(Element region listing)
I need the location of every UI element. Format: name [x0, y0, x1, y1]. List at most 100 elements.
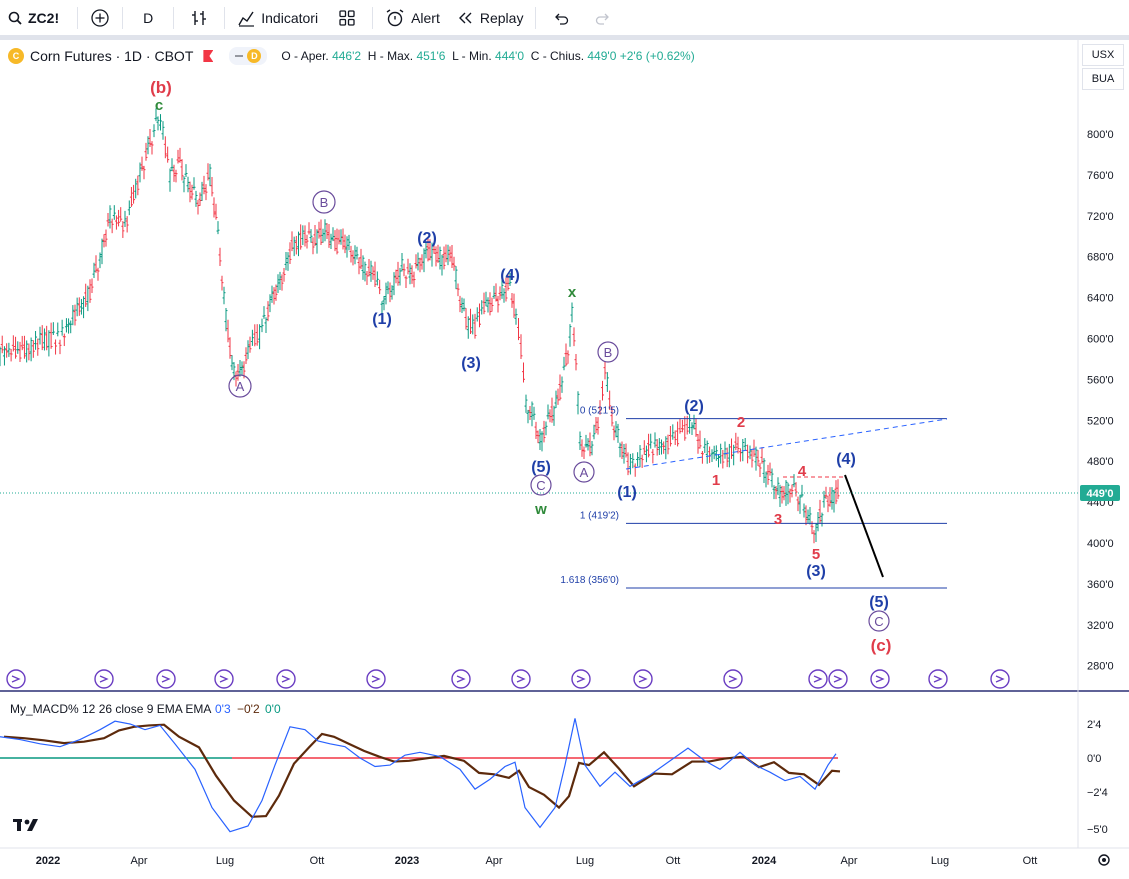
ohlc-bar	[329, 233, 333, 249]
ohlc-bar	[519, 334, 523, 359]
event-marker-icon[interactable]	[6, 669, 26, 689]
price-axis[interactable]: 800'0 760'0 720'0 680'0 640'0 600'0 560'0 520'0…	[1087, 129, 1114, 673]
ohlc-bar	[633, 463, 637, 477]
compare-button[interactable]	[82, 0, 118, 36]
ohlc-bar	[159, 114, 162, 131]
ohlc-bar	[11, 335, 15, 352]
event-marker-icon[interactable]	[214, 669, 234, 689]
event-marker-icon[interactable]	[94, 669, 114, 689]
ohlc-bar	[202, 175, 206, 195]
ohlc-bar	[538, 428, 542, 451]
macd-pane: 2'4 0'0 −2'4 −5'0	[0, 718, 1108, 836]
macd-tick-label: 2'4	[1087, 719, 1101, 731]
replay-button[interactable]: Replay	[448, 0, 532, 36]
alarm-clock-icon	[385, 8, 405, 28]
ohlc-bar	[812, 530, 816, 544]
chart-type-button[interactable]	[178, 0, 220, 36]
templates-button[interactable]	[326, 0, 368, 36]
ohlc-bar	[272, 287, 276, 305]
event-marker-icon[interactable]	[511, 669, 531, 689]
undo-button[interactable]	[540, 0, 582, 36]
ohlc-bar	[438, 246, 442, 270]
ohlc-bar	[725, 447, 729, 468]
event-marker-icon[interactable]	[808, 669, 828, 689]
event-marker-icon[interactable]	[633, 669, 653, 689]
ohlc-bar	[750, 450, 754, 468]
ohlc-bar	[788, 488, 792, 503]
event-marker-icon[interactable]	[723, 669, 743, 689]
ohlc-bar	[341, 228, 345, 250]
ohlc-bar	[526, 409, 530, 424]
event-marker-icon[interactable]	[276, 669, 296, 689]
ohlc-bar	[440, 254, 444, 276]
unit-button[interactable]: BUA	[1082, 68, 1124, 90]
event-marker-icon[interactable]	[870, 669, 890, 689]
redo-button[interactable]	[582, 0, 624, 36]
ohlc-bar	[84, 283, 88, 307]
ohlc-bar	[20, 335, 24, 351]
ohlc-bar	[64, 318, 68, 333]
ohlc-bar	[208, 163, 212, 187]
ohlc-bar	[363, 261, 367, 282]
ohlc-bar	[222, 286, 226, 305]
symbol-search[interactable]: ZC2!	[0, 0, 67, 36]
ohlc-bar	[778, 484, 782, 508]
ohlc-bar	[660, 439, 663, 455]
ohlc-bar	[88, 279, 92, 303]
alert-label: Alert	[411, 9, 440, 26]
data-status-pill[interactable]: D	[229, 47, 268, 65]
time-axis[interactable]: 2022 Apr Lug Ott 2023 Apr Lug Ott 2024 Apr Lug Ott	[36, 855, 1038, 867]
event-marker-icon[interactable]	[990, 669, 1010, 689]
ohlc-bar	[692, 414, 696, 430]
ohlc-bar	[442, 246, 446, 270]
ohlc-bar	[780, 485, 784, 504]
indicators-button[interactable]: Indicatori	[229, 0, 326, 36]
wave-label-A1: A	[236, 379, 245, 394]
ohlc-bar	[280, 274, 284, 291]
event-marker-icon[interactable]	[828, 669, 848, 689]
ohlc-bar	[688, 414, 692, 434]
ohlc-bar	[36, 338, 40, 356]
ohlc-bar	[121, 221, 125, 238]
gear-icon[interactable]	[1098, 854, 1110, 866]
time-tick-label: Lug	[216, 855, 234, 867]
ohlc-bar	[266, 301, 270, 322]
ohlc-bar	[804, 505, 808, 526]
ohlc-bar	[721, 449, 725, 469]
event-marker-icon[interactable]	[928, 669, 948, 689]
ohlc-bar	[200, 181, 204, 201]
interval-button[interactable]: D	[127, 0, 169, 36]
ohlc-bar	[129, 186, 133, 207]
macd-signal-line	[3, 723, 841, 818]
time-tick-label: Ott	[310, 855, 325, 867]
ohlc-bar	[816, 511, 820, 532]
wave-label-3: (3)	[461, 355, 481, 372]
macd-title: My_MACD% 12 26 close 9 EMA EMA	[10, 702, 211, 716]
fib-levels: 0 (521'5) 1 (419'2) 1.618 (356'0)	[560, 406, 947, 589]
flag-icon[interactable]	[203, 50, 214, 62]
price-tick-label: 280'0	[1087, 661, 1114, 673]
event-marker-icon[interactable]	[451, 669, 471, 689]
ohlc-bar	[576, 391, 580, 415]
ohlc-bar	[754, 446, 758, 471]
event-marker-icon[interactable]	[571, 669, 591, 689]
ohlc-bar	[163, 136, 167, 159]
ohlc-bar	[680, 419, 684, 433]
alert-button[interactable]: Alert	[377, 0, 448, 36]
ohlc-bar	[558, 374, 562, 401]
event-markers[interactable]	[6, 669, 1010, 689]
ohlc-bar	[434, 246, 438, 267]
ohlc-bar	[278, 271, 282, 291]
event-marker-icon[interactable]	[156, 669, 176, 689]
ohlc-bar	[361, 255, 365, 280]
ohlc-bar	[820, 512, 824, 527]
chart-title[interactable]: Corn Futures · 1D · CBOT	[30, 48, 194, 64]
event-marker-icon[interactable]	[366, 669, 386, 689]
ohlc-bar	[123, 210, 127, 227]
indicators-label: Indicatori	[261, 9, 319, 26]
wave-label-5: (5)	[531, 459, 551, 476]
tradingview-logo[interactable]	[13, 819, 38, 831]
currency-button[interactable]: USX	[1082, 44, 1124, 66]
ohlc-bar	[422, 248, 426, 273]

# DIRECTION
Write out the listing above again, substituting "event-flag-icon" for every occurrence of "event-marker-icon" and changing nothing else. Omit the picture from your answer.

# SOLUTION TO THIS PROBLEM
I need the location of every UI element. Format: name [x0, y0, x1, y1]. List at most 100 elements.
ohlc-bar	[329, 233, 333, 249]
ohlc-bar	[519, 334, 523, 359]
event-flag-icon[interactable]	[6, 669, 26, 689]
price-axis[interactable]: 800'0 760'0 720'0 680'0 640'0 600'0 560'0 520'0…	[1087, 129, 1114, 673]
ohlc-bar	[633, 463, 637, 477]
compare-button[interactable]	[82, 0, 118, 36]
ohlc-bar	[159, 114, 162, 131]
ohlc-bar	[11, 335, 15, 352]
event-flag-icon[interactable]	[214, 669, 234, 689]
event-flag-icon[interactable]	[94, 669, 114, 689]
ohlc-bar	[202, 175, 206, 195]
ohlc-bar	[538, 428, 542, 451]
macd-pane: 2'4 0'0 −2'4 −5'0	[0, 718, 1108, 836]
macd-tick-label: 2'4	[1087, 719, 1101, 731]
replay-button[interactable]: Replay	[448, 0, 532, 36]
alarm-clock-icon	[385, 8, 405, 28]
ohlc-bar	[812, 530, 816, 544]
chart-type-button[interactable]	[178, 0, 220, 36]
templates-button[interactable]	[326, 0, 368, 36]
ohlc-bar	[272, 287, 276, 305]
event-flag-icon[interactable]	[511, 669, 531, 689]
undo-button[interactable]	[540, 0, 582, 36]
ohlc-bar	[438, 246, 442, 270]
ohlc-bar	[725, 447, 729, 468]
event-flag-icon[interactable]	[808, 669, 828, 689]
event-flag-icon[interactable]	[633, 669, 653, 689]
ohlc-bar	[750, 450, 754, 468]
ohlc-bar	[788, 488, 792, 503]
event-flag-icon[interactable]	[723, 669, 743, 689]
ohlc-bar	[341, 228, 345, 250]
ohlc-bar	[526, 409, 530, 424]
event-flag-icon[interactable]	[276, 669, 296, 689]
ohlc-bar	[440, 254, 444, 276]
unit-button[interactable]: BUA	[1082, 68, 1124, 90]
event-flag-icon[interactable]	[870, 669, 890, 689]
redo-button[interactable]	[582, 0, 624, 36]
ohlc-bar	[84, 283, 88, 307]
ohlc-bar	[20, 335, 24, 351]
ohlc-bar	[64, 318, 68, 333]
ohlc-bar	[208, 163, 212, 187]
ohlc-bar	[363, 261, 367, 282]
ohlc-bar	[222, 286, 226, 305]
symbol-search[interactable]: ZC2!	[0, 0, 67, 36]
ohlc-bar	[778, 484, 782, 508]
ohlc-bar	[660, 439, 663, 455]
ohlc-bar	[88, 279, 92, 303]
alert-label: Alert	[411, 9, 440, 26]
data-status-pill[interactable]: D	[229, 47, 268, 65]
time-axis[interactable]: 2022 Apr Lug Ott 2023 Apr Lug Ott 2024 Apr Lug Ott	[36, 855, 1038, 867]
event-flag-icon[interactable]	[990, 669, 1010, 689]
ohlc-bar	[692, 414, 696, 430]
ohlc-bar	[442, 246, 446, 270]
ohlc-bar	[780, 485, 784, 504]
indicators-button[interactable]: Indicatori	[229, 0, 326, 36]
wave-label-A1: A	[236, 379, 245, 394]
ohlc-bar	[280, 274, 284, 291]
event-flag-icon[interactable]	[828, 669, 848, 689]
ohlc-bar	[688, 414, 692, 434]
ohlc-bar	[36, 338, 40, 356]
ohlc-bar	[121, 221, 125, 238]
gear-icon[interactable]	[1098, 854, 1110, 866]
time-tick-label: Lug	[216, 855, 234, 867]
ohlc-bar	[266, 301, 270, 322]
ohlc-bar	[804, 505, 808, 526]
ohlc-bar	[721, 449, 725, 469]
event-flag-icon[interactable]	[928, 669, 948, 689]
ohlc-bar	[200, 181, 204, 201]
interval-button[interactable]: D	[127, 0, 169, 36]
ohlc-bar	[129, 186, 133, 207]
macd-signal-line	[3, 723, 841, 818]
time-tick-label: Ott	[310, 855, 325, 867]
ohlc-bar	[816, 511, 820, 532]
wave-label-3: (3)	[461, 355, 481, 372]
macd-title: My_MACD% 12 26 close 9 EMA EMA	[10, 702, 211, 716]
fib-levels: 0 (521'5) 1 (419'2) 1.618 (356'0)	[560, 406, 947, 589]
flag-icon[interactable]	[203, 50, 214, 62]
price-tick-label: 280'0	[1087, 661, 1114, 673]
event-flag-icon[interactable]	[451, 669, 471, 689]
ohlc-bar	[576, 391, 580, 415]
ohlc-bar	[754, 446, 758, 471]
event-flag-icon[interactable]	[571, 669, 591, 689]
ohlc-bar	[163, 136, 167, 159]
ohlc-bar	[680, 419, 684, 433]
alert-button[interactable]: Alert	[377, 0, 448, 36]
ohlc-bar	[558, 374, 562, 401]
event-markers[interactable]	[6, 669, 1010, 689]
ohlc-bar	[434, 246, 438, 267]
ohlc-bar	[278, 271, 282, 291]
event-flag-icon[interactable]	[156, 669, 176, 689]
ohlc-bar	[361, 255, 365, 280]
ohlc-bar	[820, 512, 824, 527]
chart-title[interactable]: Corn Futures · 1D · CBOT	[30, 48, 194, 64]
event-flag-icon[interactable]	[366, 669, 386, 689]
ohlc-bar	[123, 210, 127, 227]
indicators-label: Indicatori	[261, 9, 319, 26]
wave-label-5: (5)	[531, 459, 551, 476]
tradingview-logo[interactable]	[13, 819, 38, 831]
currency-button[interactable]: USX	[1082, 44, 1124, 66]
ohlc-bar	[422, 248, 426, 273]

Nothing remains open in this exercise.